__GOAL__
Return the lines below that carry the word "color".

__DATA SHOWN__
|---|

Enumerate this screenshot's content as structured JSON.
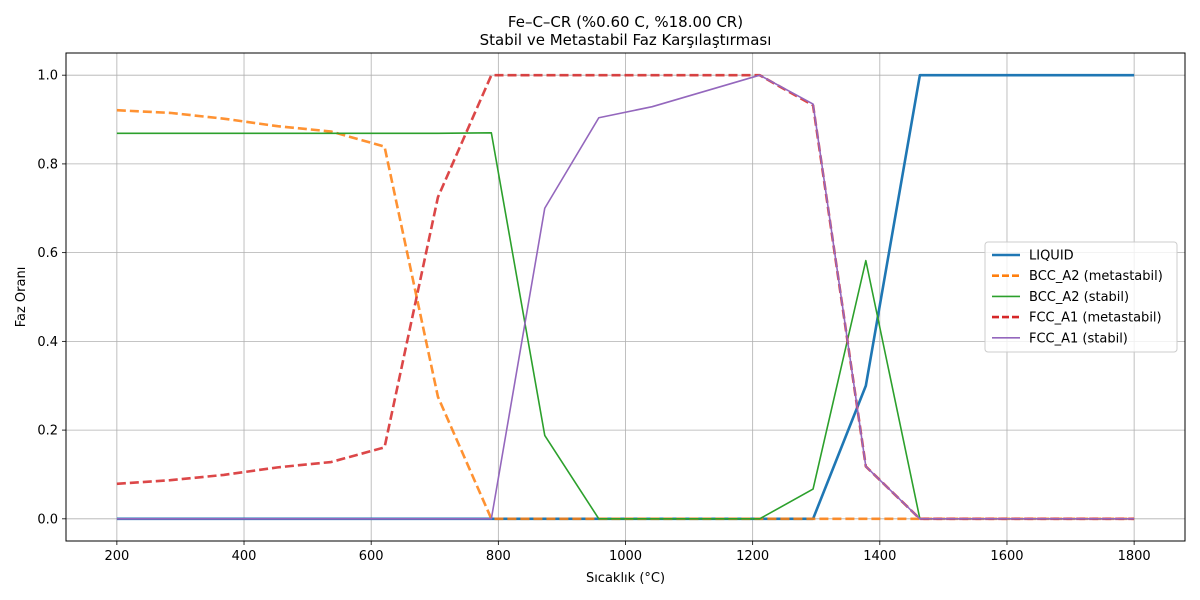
{
  "chart_data": {
    "type": "line",
    "title_line1": "Fe–C–CR (%0.60 C, %18.00 CR)",
    "title_line2": "Stabil ve Metastabil Faz Karşılaştırması",
    "xlabel": "Sıcaklık (°C)",
    "ylabel": "Faz Oranı",
    "xlim": [
      120,
      1880
    ],
    "ylim": [
      -0.05,
      1.05
    ],
    "xticks": [
      200,
      400,
      600,
      800,
      1000,
      1200,
      1400,
      1600,
      1800
    ],
    "yticks": [
      0.0,
      0.2,
      0.4,
      0.6,
      0.8,
      1.0
    ],
    "xtick_labels": [
      "200",
      "400",
      "600",
      "800",
      "1000",
      "1200",
      "1400",
      "1600",
      "1800"
    ],
    "ytick_labels": [
      "0.0",
      "0.2",
      "0.4",
      "0.6",
      "0.8",
      "1.0"
    ],
    "grid": true,
    "legend_position": "center-right",
    "series": [
      {
        "name": "LIQUID",
        "color": "#1f77b4",
        "dash": "solid",
        "width": "thick",
        "points": [
          [
            200,
            0.0
          ],
          [
            1295,
            0.0
          ],
          [
            1378,
            0.3
          ],
          [
            1463,
            1.0
          ],
          [
            1800,
            1.0
          ]
        ]
      },
      {
        "name": "BCC_A2 (metastabil)",
        "color": "#ff7f0e",
        "dash": "dashed",
        "width": "thick",
        "points": [
          [
            200,
            0.921
          ],
          [
            284,
            0.915
          ],
          [
            368,
            0.902
          ],
          [
            453,
            0.885
          ],
          [
            537,
            0.873
          ],
          [
            621,
            0.839
          ],
          [
            705,
            0.275
          ],
          [
            789,
            0.0
          ],
          [
            1800,
            0.0
          ]
        ]
      },
      {
        "name": "BCC_A2 (stabil)",
        "color": "#2ca02c",
        "dash": "solid",
        "width": "thin",
        "points": [
          [
            200,
            0.869
          ],
          [
            705,
            0.869
          ],
          [
            789,
            0.87
          ],
          [
            873,
            0.188
          ],
          [
            958,
            0.0
          ],
          [
            1211,
            0.0
          ],
          [
            1295,
            0.067
          ],
          [
            1378,
            0.582
          ],
          [
            1463,
            0.0
          ],
          [
            1800,
            0.0
          ]
        ]
      },
      {
        "name": "FCC_A1 (metastabil)",
        "color": "#d62728",
        "dash": "dashed",
        "width": "thick",
        "points": [
          [
            200,
            0.079
          ],
          [
            284,
            0.087
          ],
          [
            368,
            0.099
          ],
          [
            453,
            0.116
          ],
          [
            537,
            0.128
          ],
          [
            621,
            0.161
          ],
          [
            705,
            0.725
          ],
          [
            789,
            1.0
          ],
          [
            1211,
            1.0
          ],
          [
            1295,
            0.932
          ],
          [
            1378,
            0.118
          ],
          [
            1463,
            0.0
          ],
          [
            1800,
            0.0
          ]
        ]
      },
      {
        "name": "FCC_A1 (stabil)",
        "color": "#9467bd",
        "dash": "solid",
        "width": "thin",
        "points": [
          [
            200,
            0.0
          ],
          [
            789,
            0.0
          ],
          [
            873,
            0.7
          ],
          [
            958,
            0.904
          ],
          [
            1042,
            0.929
          ],
          [
            1211,
            1.0
          ],
          [
            1295,
            0.935
          ],
          [
            1378,
            0.118
          ],
          [
            1463,
            0.0
          ],
          [
            1800,
            0.0
          ]
        ]
      }
    ]
  }
}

|---|

__SOLUTION BELOW__
        "color": "#1f77b4",
        "color": "#ff7f0e",
        "color": "#2ca02c",
        "color": "#d62728",
        "color": "#9467bd",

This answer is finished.